Dataset items:
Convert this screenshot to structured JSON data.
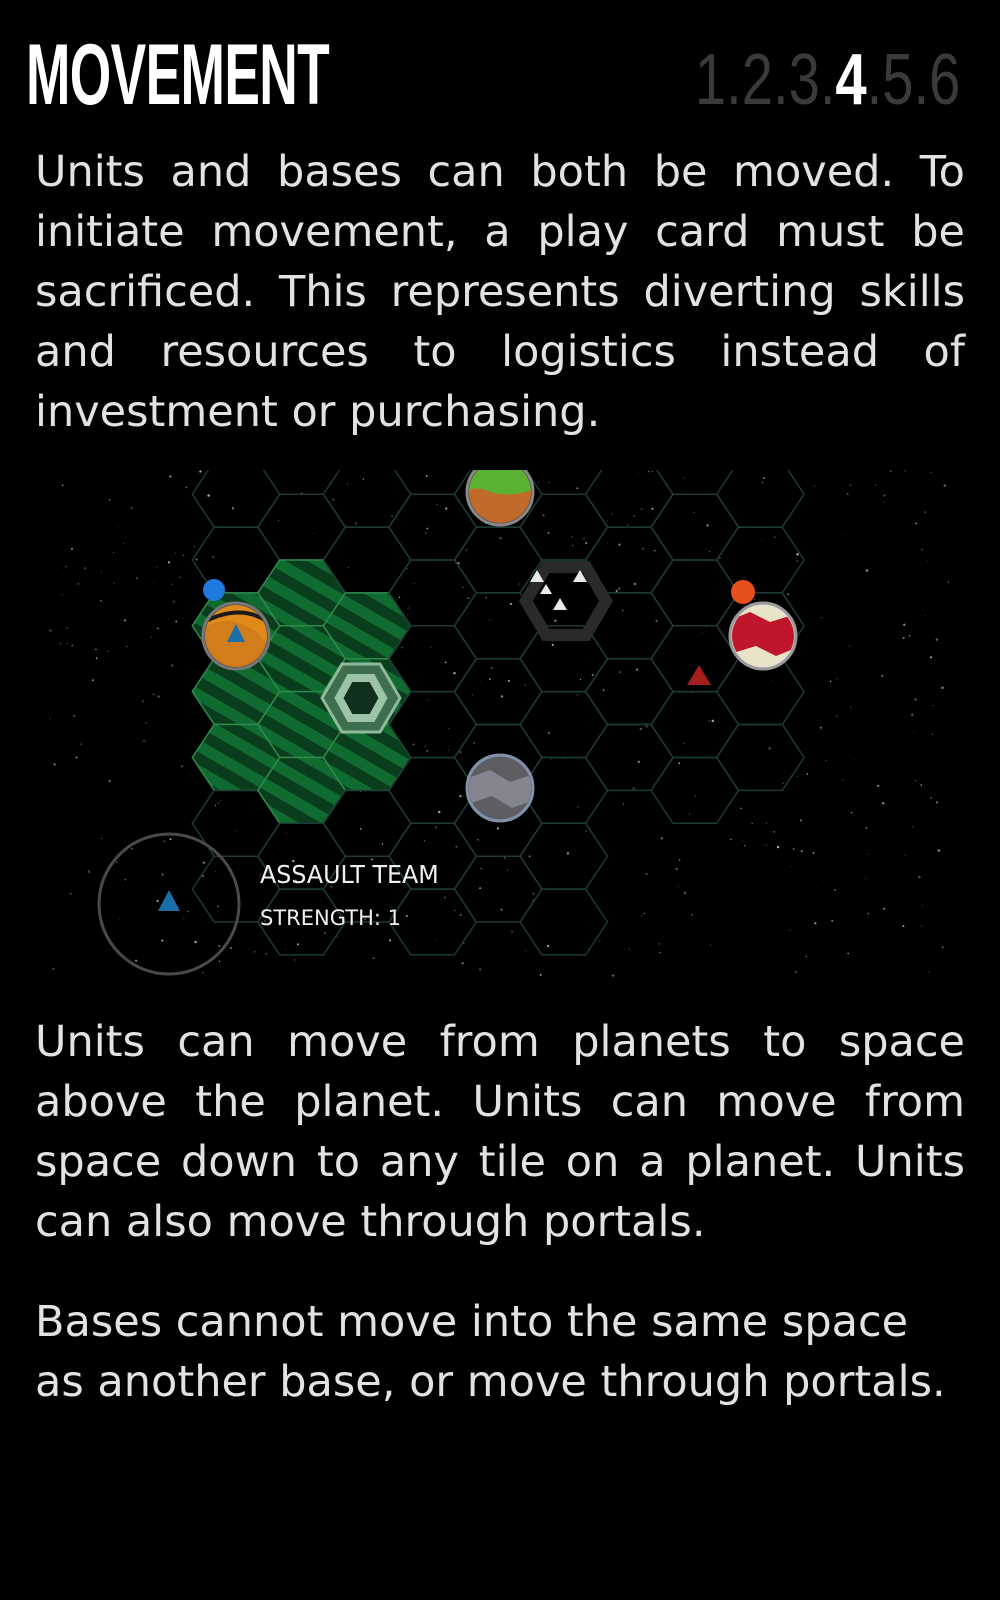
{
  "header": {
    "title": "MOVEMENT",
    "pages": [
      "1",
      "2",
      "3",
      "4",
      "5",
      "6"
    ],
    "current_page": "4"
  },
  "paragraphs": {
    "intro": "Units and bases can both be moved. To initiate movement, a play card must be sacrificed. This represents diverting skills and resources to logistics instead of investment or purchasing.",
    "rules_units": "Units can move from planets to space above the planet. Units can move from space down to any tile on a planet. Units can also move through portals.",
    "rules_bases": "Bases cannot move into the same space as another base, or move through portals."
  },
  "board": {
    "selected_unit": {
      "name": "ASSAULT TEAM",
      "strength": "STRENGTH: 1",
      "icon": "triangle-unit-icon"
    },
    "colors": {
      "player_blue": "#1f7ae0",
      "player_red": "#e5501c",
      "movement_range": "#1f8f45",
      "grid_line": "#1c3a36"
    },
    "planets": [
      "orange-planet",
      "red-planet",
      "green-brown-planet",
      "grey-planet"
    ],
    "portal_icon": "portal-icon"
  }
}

Exercise:
Quote the material word for word, dropping any images it holds.

Response to the exercise:
Convert this screenshot to structured JSON data.
{
  "header": {
    "title": "MOVEMENT",
    "pages": [
      "1",
      "2",
      "3",
      "4",
      "5",
      "6"
    ],
    "current_page": "4"
  },
  "paragraphs": {
    "intro": "Units and bases can both be moved. To initiate movement, a play card must be sacrificed. This represents diverting skills and resources to logistics instead of investment or purchasing.",
    "rules_units": "Units can move from planets to space above the planet. Units can move from space down to any tile on a planet. Units can also move through portals.",
    "rules_bases": "Bases cannot move into the same space as another base, or move through portals."
  },
  "board": {
    "selected_unit": {
      "name": "ASSAULT TEAM",
      "strength": "STRENGTH: 1",
      "icon": "triangle-unit-icon"
    },
    "colors": {
      "player_blue": "#1f7ae0",
      "player_red": "#e5501c",
      "movement_range": "#1f8f45",
      "grid_line": "#1c3a36"
    },
    "planets": [
      "orange-planet",
      "red-planet",
      "green-brown-planet",
      "grey-planet"
    ],
    "portal_icon": "portal-icon"
  }
}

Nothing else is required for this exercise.